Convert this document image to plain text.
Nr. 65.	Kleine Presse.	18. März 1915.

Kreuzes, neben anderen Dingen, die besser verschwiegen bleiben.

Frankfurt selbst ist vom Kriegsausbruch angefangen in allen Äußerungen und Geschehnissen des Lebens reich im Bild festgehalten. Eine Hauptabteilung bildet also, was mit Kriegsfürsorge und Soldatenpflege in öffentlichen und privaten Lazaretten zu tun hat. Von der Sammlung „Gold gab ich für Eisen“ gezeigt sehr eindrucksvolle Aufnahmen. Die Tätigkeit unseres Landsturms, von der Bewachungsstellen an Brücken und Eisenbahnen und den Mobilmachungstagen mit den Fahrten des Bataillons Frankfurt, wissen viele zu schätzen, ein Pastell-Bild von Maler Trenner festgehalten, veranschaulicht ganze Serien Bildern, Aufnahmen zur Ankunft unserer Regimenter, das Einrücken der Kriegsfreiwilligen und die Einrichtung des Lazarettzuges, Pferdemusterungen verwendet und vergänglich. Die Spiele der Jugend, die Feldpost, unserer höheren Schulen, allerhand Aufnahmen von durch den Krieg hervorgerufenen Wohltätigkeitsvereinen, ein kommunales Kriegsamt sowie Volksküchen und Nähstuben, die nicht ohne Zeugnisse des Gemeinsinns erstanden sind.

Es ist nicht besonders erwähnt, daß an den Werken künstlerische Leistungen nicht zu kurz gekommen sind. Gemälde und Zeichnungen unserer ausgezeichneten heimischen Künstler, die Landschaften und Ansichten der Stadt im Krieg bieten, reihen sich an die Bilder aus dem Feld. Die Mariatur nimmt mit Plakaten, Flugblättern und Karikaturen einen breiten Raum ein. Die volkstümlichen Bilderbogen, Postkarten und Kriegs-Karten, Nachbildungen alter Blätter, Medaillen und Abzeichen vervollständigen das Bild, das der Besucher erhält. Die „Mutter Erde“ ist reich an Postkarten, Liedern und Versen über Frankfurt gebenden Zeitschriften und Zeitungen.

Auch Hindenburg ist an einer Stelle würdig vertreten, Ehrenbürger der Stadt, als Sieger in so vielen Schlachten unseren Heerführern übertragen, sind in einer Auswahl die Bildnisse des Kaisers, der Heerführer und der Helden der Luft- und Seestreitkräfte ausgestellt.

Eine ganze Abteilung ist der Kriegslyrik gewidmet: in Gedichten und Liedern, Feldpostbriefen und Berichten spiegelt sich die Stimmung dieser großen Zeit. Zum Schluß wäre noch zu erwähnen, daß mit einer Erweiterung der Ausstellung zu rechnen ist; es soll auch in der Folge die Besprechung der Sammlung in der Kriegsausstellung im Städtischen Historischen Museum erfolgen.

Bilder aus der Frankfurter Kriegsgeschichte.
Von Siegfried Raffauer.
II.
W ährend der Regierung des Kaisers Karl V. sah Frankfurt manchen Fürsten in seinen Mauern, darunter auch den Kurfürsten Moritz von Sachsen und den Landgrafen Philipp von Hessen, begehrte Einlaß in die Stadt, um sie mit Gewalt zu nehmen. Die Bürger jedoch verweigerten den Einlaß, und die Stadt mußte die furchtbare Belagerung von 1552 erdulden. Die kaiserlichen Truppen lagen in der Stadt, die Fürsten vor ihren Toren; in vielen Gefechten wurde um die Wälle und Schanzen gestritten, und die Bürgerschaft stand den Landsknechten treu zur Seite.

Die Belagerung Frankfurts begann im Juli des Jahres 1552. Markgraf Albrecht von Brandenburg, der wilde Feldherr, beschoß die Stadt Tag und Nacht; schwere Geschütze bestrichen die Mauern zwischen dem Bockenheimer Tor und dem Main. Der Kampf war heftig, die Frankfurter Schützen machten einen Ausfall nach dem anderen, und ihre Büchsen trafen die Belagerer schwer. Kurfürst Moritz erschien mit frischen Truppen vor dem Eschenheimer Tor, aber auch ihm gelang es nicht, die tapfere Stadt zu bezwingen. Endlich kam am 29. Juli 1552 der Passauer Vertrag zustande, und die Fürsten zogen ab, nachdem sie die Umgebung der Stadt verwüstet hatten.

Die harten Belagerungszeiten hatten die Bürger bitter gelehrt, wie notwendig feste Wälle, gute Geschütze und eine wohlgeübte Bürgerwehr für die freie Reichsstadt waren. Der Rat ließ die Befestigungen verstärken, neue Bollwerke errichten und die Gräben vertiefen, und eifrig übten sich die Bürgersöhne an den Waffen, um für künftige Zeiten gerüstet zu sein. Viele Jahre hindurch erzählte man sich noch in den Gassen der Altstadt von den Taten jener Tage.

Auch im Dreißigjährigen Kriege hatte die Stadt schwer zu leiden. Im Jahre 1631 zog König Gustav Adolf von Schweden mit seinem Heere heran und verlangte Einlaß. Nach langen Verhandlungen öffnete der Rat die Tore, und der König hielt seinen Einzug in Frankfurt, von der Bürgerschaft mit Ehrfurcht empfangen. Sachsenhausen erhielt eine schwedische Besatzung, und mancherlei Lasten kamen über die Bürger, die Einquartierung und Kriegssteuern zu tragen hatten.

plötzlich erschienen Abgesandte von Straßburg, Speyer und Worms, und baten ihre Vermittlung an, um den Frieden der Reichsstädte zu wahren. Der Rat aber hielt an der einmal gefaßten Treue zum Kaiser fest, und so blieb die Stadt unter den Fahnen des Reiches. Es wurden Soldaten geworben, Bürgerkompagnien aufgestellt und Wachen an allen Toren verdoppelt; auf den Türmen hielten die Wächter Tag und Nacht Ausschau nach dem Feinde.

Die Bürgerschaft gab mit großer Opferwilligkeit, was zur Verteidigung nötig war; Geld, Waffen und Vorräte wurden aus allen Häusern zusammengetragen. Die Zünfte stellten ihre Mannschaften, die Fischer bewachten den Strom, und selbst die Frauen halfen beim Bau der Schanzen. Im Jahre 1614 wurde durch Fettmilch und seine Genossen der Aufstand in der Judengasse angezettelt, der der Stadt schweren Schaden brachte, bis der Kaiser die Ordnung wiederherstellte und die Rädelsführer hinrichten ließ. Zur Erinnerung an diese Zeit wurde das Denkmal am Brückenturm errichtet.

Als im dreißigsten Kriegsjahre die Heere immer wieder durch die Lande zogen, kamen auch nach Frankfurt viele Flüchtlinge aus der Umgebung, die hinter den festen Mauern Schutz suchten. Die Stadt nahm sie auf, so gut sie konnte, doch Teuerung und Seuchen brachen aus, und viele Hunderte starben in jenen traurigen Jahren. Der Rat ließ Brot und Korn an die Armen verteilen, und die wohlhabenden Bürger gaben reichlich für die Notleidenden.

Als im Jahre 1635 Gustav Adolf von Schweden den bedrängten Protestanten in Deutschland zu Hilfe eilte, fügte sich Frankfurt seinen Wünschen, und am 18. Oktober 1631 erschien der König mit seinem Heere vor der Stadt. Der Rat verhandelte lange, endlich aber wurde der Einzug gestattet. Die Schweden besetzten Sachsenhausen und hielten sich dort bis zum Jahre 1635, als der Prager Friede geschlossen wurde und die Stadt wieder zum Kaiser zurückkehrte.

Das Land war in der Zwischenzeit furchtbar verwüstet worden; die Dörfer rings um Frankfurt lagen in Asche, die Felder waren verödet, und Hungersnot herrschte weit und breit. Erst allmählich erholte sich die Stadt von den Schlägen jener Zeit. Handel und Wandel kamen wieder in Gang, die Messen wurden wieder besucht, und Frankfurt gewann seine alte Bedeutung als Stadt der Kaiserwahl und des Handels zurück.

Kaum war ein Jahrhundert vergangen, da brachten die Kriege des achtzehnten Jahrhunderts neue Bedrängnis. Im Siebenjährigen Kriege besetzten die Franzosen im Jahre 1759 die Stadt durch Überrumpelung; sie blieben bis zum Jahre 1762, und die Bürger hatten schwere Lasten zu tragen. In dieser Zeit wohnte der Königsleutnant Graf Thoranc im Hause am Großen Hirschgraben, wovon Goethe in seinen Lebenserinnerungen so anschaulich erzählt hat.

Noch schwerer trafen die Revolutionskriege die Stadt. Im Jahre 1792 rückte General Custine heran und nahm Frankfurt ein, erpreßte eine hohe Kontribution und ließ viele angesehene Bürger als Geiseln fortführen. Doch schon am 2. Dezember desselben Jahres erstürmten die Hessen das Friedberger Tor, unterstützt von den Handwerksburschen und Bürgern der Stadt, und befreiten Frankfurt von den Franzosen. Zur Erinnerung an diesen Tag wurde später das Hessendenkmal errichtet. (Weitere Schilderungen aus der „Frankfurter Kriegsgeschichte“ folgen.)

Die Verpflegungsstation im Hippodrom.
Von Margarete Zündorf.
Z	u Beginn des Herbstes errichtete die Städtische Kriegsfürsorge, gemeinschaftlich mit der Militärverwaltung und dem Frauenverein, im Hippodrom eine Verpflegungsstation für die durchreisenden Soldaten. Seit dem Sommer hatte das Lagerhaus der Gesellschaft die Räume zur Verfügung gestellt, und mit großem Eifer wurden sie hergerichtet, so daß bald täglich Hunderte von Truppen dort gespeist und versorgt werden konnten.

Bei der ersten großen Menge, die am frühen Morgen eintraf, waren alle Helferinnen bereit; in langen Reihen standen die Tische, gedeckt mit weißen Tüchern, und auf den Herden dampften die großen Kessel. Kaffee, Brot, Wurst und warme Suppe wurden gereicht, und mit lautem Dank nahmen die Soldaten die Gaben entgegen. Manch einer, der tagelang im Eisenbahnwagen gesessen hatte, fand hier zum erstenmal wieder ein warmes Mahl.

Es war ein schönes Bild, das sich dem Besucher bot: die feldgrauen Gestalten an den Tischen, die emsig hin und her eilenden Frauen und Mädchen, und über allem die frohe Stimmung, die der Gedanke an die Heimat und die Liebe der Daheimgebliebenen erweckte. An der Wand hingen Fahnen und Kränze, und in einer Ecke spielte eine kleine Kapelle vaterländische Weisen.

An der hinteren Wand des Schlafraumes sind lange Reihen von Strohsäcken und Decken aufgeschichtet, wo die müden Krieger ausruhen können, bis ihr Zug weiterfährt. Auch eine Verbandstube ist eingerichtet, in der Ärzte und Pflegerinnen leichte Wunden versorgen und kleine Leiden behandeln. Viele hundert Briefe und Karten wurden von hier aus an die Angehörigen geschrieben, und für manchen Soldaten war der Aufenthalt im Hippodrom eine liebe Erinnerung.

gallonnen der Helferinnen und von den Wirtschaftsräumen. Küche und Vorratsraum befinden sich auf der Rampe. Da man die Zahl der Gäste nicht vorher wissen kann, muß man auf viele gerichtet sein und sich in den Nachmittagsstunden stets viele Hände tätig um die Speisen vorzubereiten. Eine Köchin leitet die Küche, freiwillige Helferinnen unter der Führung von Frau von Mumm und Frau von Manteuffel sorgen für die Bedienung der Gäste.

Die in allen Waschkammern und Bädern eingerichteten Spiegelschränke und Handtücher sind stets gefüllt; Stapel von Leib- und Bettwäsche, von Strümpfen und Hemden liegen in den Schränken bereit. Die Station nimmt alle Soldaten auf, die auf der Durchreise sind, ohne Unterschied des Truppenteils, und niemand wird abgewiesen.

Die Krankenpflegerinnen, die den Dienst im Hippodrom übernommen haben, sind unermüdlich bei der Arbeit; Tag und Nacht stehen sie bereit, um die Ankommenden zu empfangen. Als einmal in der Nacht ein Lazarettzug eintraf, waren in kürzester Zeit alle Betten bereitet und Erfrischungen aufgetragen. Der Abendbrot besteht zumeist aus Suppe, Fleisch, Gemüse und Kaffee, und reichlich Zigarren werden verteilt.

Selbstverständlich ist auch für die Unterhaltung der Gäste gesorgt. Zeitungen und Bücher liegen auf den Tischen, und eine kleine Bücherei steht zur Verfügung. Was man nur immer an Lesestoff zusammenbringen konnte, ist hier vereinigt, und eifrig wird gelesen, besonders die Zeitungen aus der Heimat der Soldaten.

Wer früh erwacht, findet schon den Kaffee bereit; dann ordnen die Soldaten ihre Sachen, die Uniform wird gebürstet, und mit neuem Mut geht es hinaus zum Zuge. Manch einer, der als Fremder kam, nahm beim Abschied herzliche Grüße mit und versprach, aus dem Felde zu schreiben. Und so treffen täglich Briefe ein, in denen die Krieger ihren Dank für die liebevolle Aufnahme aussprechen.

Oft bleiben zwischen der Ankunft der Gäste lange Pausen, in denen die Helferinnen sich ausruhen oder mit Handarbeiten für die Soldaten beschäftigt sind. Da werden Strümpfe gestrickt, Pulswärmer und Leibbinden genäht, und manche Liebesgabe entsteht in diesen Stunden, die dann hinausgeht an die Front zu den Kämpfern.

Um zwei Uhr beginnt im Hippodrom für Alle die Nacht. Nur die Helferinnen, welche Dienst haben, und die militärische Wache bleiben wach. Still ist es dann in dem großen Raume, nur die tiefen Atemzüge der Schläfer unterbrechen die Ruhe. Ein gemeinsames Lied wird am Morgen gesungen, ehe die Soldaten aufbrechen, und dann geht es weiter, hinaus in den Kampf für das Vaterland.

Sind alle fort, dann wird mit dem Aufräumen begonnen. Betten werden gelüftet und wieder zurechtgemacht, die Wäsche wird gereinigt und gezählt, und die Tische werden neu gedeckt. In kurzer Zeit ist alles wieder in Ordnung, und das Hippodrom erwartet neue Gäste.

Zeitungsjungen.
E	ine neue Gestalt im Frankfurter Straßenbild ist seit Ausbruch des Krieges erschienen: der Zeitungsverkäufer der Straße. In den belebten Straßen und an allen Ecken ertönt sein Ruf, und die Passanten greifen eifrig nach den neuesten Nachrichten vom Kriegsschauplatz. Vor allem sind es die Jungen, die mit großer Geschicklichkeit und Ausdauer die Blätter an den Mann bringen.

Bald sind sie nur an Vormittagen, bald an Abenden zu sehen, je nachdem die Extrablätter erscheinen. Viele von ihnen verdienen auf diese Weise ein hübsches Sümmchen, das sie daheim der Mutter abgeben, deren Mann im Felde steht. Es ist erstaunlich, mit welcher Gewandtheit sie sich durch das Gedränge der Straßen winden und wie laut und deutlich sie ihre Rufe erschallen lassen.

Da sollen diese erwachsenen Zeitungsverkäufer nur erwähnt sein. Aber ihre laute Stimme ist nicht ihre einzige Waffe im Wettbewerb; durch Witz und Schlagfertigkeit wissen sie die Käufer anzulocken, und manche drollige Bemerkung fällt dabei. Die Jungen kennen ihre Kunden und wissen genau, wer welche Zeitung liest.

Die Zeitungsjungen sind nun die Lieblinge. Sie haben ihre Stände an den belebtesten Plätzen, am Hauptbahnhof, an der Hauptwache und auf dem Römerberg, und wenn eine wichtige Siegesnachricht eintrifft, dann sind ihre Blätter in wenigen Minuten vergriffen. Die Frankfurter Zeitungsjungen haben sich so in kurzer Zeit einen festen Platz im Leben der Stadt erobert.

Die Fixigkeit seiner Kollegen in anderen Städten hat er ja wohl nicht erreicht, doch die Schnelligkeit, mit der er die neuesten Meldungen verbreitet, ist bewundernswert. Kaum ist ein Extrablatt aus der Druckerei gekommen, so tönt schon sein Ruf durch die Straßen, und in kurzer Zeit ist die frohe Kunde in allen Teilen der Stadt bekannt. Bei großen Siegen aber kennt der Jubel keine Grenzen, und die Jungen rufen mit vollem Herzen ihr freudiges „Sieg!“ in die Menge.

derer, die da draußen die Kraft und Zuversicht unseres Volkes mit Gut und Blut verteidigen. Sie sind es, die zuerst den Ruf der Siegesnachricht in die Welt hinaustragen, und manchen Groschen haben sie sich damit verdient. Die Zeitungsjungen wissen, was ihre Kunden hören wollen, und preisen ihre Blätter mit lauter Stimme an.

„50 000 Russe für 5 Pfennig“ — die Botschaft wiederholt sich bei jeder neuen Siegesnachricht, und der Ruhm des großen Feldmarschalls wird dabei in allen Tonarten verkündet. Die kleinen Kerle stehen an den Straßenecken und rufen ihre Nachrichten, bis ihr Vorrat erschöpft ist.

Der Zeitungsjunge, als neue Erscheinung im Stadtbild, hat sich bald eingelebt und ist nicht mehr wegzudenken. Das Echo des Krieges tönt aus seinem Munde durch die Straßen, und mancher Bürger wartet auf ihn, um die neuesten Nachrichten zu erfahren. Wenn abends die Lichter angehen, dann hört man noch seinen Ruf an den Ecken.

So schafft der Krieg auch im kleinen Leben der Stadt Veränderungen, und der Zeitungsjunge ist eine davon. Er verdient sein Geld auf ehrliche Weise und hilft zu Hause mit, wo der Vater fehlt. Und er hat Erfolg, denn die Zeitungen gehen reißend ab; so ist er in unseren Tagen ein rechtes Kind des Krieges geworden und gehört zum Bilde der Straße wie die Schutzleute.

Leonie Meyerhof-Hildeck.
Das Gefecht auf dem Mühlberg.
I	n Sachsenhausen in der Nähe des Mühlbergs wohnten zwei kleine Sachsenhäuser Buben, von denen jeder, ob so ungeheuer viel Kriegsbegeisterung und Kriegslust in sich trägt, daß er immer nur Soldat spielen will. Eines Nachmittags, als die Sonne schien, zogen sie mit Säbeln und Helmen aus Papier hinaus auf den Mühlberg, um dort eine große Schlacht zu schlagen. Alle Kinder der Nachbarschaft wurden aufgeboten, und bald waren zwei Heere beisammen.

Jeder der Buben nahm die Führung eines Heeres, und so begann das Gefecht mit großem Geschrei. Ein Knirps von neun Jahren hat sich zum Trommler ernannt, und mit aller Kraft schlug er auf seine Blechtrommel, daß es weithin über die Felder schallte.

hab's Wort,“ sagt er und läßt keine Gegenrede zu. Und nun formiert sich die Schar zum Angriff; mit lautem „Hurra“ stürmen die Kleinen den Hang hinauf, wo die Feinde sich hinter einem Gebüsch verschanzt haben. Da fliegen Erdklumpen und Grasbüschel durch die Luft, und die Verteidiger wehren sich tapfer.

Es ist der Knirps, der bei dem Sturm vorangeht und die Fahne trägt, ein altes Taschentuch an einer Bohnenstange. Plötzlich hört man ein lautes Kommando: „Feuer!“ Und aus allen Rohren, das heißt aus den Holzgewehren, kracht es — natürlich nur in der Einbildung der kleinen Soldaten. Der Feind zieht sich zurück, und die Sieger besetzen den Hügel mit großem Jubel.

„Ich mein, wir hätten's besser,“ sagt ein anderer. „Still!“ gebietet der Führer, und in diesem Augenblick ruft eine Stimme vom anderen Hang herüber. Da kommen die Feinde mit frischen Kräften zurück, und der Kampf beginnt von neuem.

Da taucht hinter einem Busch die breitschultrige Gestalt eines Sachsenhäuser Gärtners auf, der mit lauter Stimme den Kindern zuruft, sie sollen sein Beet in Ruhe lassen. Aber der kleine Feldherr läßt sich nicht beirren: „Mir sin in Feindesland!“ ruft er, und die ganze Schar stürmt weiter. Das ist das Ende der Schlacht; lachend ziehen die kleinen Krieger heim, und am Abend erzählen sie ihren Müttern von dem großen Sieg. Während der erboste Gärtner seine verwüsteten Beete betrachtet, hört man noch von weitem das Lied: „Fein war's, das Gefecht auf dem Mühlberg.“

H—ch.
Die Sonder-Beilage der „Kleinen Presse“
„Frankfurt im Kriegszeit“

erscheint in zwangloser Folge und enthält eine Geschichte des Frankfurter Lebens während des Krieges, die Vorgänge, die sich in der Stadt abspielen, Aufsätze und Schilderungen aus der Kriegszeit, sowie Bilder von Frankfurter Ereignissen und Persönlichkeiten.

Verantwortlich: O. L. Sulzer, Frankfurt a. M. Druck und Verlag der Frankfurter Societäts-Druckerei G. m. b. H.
◆ ◆ ◆ ◆
Task prompt: Pick out each line containing the string "neuem" and copy it.

Complete response:
Wer früh erwacht, findet schon den Kaffee bereit; dann ordnen die Soldaten ihre Sachen, die Uniform wird gebürstet, und mit neuem Mut geht es hinaus zum Zuge. Manch einer, der als Fremder kam, nahm beim Abschied herzliche Grüße mit und versprach, aus dem Felde zu schreiben. Und so treffen täglich Briefe ein, in denen die Krieger ihren Dank für die liebevolle Aufnahme aussprechen.
„Ich mein, wir hätten's besser,“ sagt ein anderer. „Still!“ gebietet der Führer, und in diesem Augenblick ruft eine Stimme vom anderen Hang herüber. Da kommen die Feinde mit frischen Kräften zurück, und der Kampf beginnt von neuem.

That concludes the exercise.